Data shown:
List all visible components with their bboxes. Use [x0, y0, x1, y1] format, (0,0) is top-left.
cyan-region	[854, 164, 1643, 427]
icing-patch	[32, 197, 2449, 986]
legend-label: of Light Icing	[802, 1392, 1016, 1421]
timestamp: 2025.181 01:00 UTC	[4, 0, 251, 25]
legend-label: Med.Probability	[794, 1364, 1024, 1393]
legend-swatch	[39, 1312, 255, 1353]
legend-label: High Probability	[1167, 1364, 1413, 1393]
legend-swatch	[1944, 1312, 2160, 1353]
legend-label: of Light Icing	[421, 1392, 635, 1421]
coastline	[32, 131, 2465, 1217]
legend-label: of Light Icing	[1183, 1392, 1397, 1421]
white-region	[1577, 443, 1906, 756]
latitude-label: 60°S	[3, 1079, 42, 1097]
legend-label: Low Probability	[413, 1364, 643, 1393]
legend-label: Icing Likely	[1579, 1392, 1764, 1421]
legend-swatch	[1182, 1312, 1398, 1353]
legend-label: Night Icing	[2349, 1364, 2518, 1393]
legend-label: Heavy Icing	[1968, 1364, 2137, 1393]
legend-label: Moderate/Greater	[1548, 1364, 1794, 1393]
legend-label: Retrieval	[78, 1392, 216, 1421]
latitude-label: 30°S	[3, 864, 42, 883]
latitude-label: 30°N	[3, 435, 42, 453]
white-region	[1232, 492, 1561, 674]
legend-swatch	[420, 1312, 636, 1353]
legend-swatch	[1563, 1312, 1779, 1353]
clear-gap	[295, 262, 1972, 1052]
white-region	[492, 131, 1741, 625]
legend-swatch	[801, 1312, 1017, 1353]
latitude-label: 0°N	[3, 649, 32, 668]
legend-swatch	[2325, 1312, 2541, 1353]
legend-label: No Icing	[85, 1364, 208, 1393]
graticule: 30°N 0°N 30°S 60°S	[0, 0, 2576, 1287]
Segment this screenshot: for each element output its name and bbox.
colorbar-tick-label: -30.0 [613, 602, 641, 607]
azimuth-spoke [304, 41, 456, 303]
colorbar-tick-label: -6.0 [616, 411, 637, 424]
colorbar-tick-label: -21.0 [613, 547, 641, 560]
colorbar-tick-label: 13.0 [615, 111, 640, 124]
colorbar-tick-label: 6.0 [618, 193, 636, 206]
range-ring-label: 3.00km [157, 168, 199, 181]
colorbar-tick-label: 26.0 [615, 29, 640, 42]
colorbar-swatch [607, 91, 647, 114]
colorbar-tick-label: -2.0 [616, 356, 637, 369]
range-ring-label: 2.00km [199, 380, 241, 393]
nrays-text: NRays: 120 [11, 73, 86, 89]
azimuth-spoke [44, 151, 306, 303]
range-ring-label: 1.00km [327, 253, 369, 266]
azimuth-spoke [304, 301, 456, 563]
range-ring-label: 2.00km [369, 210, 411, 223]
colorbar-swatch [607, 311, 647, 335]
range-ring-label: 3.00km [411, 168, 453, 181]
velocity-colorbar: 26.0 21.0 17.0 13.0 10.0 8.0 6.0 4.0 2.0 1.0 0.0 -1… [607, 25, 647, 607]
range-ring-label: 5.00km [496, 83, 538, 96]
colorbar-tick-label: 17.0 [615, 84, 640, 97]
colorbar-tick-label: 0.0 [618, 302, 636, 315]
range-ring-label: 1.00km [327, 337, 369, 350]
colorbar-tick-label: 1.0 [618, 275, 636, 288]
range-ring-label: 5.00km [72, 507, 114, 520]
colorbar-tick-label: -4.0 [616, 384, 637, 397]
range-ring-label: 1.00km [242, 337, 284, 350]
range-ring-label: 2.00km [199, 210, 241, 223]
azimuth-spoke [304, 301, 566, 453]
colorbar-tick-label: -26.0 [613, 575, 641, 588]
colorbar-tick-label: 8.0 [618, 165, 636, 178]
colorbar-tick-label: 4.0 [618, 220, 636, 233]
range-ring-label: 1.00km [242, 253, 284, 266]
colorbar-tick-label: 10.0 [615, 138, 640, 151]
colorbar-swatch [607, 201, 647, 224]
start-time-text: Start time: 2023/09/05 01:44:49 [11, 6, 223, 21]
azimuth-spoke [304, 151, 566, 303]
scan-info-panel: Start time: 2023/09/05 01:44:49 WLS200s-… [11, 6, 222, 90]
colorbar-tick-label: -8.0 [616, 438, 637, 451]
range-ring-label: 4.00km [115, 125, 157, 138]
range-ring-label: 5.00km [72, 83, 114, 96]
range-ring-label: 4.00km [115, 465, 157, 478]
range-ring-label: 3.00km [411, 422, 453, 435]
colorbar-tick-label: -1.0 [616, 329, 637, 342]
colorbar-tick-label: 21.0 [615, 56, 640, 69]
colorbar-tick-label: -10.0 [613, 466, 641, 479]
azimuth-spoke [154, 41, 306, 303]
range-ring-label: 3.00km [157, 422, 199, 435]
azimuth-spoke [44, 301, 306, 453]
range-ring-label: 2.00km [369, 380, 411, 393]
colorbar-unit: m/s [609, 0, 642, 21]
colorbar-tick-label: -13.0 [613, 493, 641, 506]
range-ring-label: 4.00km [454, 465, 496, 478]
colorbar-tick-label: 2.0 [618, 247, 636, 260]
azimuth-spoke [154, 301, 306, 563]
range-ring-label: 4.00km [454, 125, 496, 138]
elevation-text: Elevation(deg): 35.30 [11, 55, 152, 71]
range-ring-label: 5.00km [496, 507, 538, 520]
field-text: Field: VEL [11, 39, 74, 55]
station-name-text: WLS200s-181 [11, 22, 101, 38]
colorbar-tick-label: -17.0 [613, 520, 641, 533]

Work to do:
Put the lines above, from the first one through the line containing "1079, 42, 1097]", into a JSON list of strings with one string per line, leaving out any blank lines.

Solution:
[
  "List all visible components with their bboxes. Use [x0, y0, x1, y1] format, (0,0) is top-left.",
  "cyan-region\t[854, 164, 1643, 427]",
  "icing-patch\t[32, 197, 2449, 986]",
  "legend-label: of Light Icing\t[802, 1392, 1016, 1421]",
  "timestamp: 2025.181 01:00 UTC\t[4, 0, 251, 25]",
  "legend-label: Med.Probability\t[794, 1364, 1024, 1393]",
  "legend-swatch\t[39, 1312, 255, 1353]",
  "legend-label: High Probability\t[1167, 1364, 1413, 1393]",
  "legend-swatch\t[1944, 1312, 2160, 1353]",
  "legend-label: of Light Icing\t[421, 1392, 635, 1421]",
  "coastline\t[32, 131, 2465, 1217]",
  "legend-label: of Light Icing\t[1183, 1392, 1397, 1421]",
  "white-region\t[1577, 443, 1906, 756]",
  "latitude-label: 60°S\t[3, 1079, 42, 1097]"
]